#### [EXERCISE DIRECTIONS]
Extract the listing in its entirety, keeping each line identical to the original.

#####

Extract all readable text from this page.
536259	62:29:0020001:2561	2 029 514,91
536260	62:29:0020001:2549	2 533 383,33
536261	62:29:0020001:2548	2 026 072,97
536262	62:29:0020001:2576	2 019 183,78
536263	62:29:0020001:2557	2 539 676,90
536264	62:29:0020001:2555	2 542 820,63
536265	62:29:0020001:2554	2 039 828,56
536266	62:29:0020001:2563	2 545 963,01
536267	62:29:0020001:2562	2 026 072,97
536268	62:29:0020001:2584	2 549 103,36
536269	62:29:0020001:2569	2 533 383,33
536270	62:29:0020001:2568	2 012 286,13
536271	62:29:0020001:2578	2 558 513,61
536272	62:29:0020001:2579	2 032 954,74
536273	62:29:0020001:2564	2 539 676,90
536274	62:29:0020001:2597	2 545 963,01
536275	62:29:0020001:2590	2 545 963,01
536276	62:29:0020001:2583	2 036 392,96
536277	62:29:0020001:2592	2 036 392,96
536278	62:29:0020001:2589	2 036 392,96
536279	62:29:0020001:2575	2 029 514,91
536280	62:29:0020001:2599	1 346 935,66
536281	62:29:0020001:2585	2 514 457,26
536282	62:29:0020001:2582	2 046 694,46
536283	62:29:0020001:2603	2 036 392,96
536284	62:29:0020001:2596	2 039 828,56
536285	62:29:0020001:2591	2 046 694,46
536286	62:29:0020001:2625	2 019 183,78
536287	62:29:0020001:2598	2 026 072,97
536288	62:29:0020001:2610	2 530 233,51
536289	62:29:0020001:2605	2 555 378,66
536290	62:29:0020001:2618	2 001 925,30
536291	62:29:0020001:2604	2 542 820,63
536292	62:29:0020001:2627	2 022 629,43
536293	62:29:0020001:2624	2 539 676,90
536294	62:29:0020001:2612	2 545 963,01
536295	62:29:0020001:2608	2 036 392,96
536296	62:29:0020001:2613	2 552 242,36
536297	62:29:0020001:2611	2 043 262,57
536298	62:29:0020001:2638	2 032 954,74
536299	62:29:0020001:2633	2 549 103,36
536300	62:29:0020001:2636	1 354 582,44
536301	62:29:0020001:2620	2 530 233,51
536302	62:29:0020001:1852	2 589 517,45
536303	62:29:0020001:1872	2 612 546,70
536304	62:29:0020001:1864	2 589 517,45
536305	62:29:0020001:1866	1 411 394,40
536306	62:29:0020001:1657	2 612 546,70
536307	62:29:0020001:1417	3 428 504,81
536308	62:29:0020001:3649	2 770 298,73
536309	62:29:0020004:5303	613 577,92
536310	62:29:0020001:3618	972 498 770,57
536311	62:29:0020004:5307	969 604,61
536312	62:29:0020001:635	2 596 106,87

#####

#### [RESPONSE TO THIS EXERCISE]
Extract all readable text from this page.
536259	62:29:0020001:2561	2 029 514,91
536260	62:29:0020001:2549	2 533 383,33
536261	62:29:0020001:2548	2 026 072,97
536262	62:29:0020001:2576	2 019 183,78
536263	62:29:0020001:2557	2 539 676,90
536264	62:29:0020001:2555	2 542 820,63
536265	62:29:0020001:2554	2 039 828,56
536266	62:29:0020001:2563	2 545 963,01
536267	62:29:0020001:2562	2 026 072,97
536268	62:29:0020001:2584	2 549 103,36
536269	62:29:0020001:2569	2 533 383,33
536270	62:29:0020001:2568	2 012 286,13
536271	62:29:0020001:2578	2 558 513,61
536272	62:29:0020001:2579	2 032 954,74
536273	62:29:0020001:2564	2 539 676,90
536274	62:29:0020001:2597	2 545 963,01
536275	62:29:0020001:2590	2 545 963,01
536276	62:29:0020001:2583	2 036 392,96
536277	62:29:0020001:2592	2 036 392,96
536278	62:29:0020001:2589	2 036 392,96
536279	62:29:0020001:2575	2 029 514,91
536280	62:29:0020001:2599	1 346 935,66
536281	62:29:0020001:2585	2 514 457,26
536282	62:29:0020001:2582	2 046 694,46
536283	62:29:0020001:2603	2 036 392,96
536284	62:29:0020001:2596	2 039 828,56
536285	62:29:0020001:2591	2 046 694,46
536286	62:29:0020001:2625	2 019 183,78
536287	62:29:0020001:2598	2 026 072,97
536288	62:29:0020001:2610	2 530 233,51
536289	62:29:0020001:2605	2 555 378,66
536290	62:29:0020001:2618	2 001 925,30
536291	62:29:0020001:2604	2 542 820,63
536292	62:29:0020001:2627	2 022 629,43
536293	62:29:0020001:2624	2 539 676,90
536294	62:29:0020001:2612	2 545 963,01
536295	62:29:0020001:2608	2 036 392,96
536296	62:29:0020001:2613	2 552 242,36
536297	62:29:0020001:2611	2 043 262,57
536298	62:29:0020001:2638	2 032 954,74
536299	62:29:0020001:2633	2 549 103,36
536300	62:29:0020001:2636	1 354 582,44
536301	62:29:0020001:2620	2 530 233,51
536302	62:29:0020001:1852	2 589 517,45
536303	62:29:0020001:1872	2 612 546,70
536304	62:29:0020001:1864	2 589 517,45
536305	62:29:0020001:1866	1 411 394,40
536306	62:29:0020001:1657	2 612 546,70
536307	62:29:0020001:1417	3 428 504,81
536308	62:29:0020001:3649	2 770 298,73
536309	62:29:0020004:5303	613 577,92
536310	62:29:0020001:3618	972 498 770,57
536311	62:29:0020004:5307	969 604,61
536312	62:29:0020001:635	2 596 106,87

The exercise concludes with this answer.